══ MATERIAL SHOWN

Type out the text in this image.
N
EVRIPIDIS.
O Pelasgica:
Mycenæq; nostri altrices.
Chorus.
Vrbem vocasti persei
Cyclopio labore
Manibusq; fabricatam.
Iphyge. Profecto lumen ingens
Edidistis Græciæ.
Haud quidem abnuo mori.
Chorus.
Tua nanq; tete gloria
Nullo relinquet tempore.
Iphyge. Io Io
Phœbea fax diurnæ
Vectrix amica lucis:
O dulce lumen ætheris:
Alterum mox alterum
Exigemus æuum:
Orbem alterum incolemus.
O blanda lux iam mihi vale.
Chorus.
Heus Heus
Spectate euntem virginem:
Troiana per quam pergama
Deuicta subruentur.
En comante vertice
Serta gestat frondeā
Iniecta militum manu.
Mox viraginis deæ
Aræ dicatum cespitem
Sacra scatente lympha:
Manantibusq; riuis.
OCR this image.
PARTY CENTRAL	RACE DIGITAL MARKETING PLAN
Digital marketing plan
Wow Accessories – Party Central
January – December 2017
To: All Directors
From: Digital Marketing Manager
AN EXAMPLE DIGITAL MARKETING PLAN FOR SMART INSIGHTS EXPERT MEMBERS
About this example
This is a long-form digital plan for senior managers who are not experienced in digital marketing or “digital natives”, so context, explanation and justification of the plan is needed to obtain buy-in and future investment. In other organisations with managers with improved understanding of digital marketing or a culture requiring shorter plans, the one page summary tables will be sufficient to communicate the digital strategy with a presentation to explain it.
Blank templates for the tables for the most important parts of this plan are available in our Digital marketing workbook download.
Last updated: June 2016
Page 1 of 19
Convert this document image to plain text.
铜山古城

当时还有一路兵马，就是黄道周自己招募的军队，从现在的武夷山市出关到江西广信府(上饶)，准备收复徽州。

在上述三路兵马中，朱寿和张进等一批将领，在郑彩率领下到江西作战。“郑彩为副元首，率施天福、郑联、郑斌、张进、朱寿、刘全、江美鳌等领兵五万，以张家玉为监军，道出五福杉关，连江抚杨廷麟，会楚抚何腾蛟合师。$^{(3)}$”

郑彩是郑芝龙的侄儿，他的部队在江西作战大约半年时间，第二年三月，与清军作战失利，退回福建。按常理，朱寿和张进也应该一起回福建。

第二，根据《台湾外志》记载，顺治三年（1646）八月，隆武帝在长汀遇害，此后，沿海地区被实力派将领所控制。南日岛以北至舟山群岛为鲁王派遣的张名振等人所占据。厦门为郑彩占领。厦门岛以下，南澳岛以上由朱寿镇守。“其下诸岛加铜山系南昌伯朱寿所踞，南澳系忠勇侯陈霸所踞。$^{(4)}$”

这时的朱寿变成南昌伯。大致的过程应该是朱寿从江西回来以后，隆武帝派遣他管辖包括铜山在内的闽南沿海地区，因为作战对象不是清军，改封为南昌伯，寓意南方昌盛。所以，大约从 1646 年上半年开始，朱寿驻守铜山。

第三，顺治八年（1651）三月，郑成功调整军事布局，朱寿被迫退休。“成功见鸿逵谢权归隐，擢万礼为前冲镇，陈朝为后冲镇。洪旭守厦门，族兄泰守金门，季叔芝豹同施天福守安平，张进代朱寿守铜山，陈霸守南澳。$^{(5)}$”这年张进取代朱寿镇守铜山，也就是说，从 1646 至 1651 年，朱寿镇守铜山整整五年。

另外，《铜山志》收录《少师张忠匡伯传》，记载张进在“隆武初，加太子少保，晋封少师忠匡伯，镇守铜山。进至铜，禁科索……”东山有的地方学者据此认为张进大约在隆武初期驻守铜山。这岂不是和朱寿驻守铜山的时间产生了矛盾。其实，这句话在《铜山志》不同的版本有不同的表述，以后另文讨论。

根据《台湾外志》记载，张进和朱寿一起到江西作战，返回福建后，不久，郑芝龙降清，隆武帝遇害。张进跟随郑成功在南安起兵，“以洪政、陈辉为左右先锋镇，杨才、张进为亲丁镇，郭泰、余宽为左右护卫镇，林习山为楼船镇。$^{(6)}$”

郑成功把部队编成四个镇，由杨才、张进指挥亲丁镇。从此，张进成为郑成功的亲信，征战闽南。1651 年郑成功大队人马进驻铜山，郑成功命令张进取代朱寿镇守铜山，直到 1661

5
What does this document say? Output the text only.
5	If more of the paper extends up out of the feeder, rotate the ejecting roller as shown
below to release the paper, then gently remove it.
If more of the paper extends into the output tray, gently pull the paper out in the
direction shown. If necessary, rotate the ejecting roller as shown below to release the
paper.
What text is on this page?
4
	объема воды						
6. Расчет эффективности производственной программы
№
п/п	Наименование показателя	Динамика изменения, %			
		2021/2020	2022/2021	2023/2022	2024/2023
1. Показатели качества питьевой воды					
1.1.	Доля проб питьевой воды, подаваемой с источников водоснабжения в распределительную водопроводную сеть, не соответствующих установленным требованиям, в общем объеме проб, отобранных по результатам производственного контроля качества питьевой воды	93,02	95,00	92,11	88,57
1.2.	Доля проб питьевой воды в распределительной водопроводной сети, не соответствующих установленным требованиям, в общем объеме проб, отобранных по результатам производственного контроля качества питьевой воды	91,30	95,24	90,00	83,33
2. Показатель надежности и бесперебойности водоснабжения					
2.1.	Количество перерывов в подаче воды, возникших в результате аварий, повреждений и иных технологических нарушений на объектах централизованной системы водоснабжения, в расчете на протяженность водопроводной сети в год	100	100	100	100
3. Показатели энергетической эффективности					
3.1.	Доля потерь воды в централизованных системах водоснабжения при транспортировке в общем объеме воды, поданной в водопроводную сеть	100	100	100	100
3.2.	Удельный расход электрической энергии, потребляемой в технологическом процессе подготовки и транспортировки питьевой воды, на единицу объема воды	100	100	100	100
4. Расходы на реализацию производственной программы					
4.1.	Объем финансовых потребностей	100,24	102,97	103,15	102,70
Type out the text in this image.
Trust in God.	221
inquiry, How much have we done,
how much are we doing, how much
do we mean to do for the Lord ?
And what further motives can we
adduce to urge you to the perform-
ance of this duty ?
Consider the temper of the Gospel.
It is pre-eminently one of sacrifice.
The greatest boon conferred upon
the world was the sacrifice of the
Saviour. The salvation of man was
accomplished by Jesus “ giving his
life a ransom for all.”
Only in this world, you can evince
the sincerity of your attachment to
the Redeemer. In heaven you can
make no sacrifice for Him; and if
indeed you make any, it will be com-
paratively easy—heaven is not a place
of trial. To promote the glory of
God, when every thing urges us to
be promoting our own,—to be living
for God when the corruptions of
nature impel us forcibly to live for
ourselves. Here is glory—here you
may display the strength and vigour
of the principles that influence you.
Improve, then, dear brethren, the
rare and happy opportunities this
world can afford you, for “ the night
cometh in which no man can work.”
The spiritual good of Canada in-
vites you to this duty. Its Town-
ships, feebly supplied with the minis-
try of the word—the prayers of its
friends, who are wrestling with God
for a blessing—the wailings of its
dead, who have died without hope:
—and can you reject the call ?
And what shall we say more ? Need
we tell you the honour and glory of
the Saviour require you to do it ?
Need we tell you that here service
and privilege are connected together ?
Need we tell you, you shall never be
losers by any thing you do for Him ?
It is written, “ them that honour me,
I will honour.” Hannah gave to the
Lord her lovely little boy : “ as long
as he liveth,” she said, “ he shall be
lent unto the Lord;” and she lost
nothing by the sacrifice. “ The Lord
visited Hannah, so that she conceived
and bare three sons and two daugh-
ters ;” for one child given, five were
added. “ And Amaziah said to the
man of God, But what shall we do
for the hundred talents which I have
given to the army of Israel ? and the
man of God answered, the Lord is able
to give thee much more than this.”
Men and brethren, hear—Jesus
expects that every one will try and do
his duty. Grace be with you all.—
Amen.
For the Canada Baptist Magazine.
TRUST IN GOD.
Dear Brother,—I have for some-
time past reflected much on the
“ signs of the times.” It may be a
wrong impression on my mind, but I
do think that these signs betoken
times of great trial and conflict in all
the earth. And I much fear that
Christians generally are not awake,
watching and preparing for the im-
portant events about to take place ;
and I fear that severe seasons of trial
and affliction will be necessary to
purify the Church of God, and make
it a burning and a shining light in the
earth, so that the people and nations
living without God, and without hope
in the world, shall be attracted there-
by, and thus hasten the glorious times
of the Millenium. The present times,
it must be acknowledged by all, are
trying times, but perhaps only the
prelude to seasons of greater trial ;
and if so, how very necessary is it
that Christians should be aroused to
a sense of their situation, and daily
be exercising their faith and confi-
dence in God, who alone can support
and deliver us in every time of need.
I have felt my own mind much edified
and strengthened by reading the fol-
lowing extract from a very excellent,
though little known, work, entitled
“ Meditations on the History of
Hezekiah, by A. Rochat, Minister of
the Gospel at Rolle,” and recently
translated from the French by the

════

**DESCRIPTION OF THE TASK**
In the records above, collect each line with "below".

**RESPONSE**
below to release the paper, then gently remove it.
direction shown. If necessary, rotate the ejecting roller as shown below to release the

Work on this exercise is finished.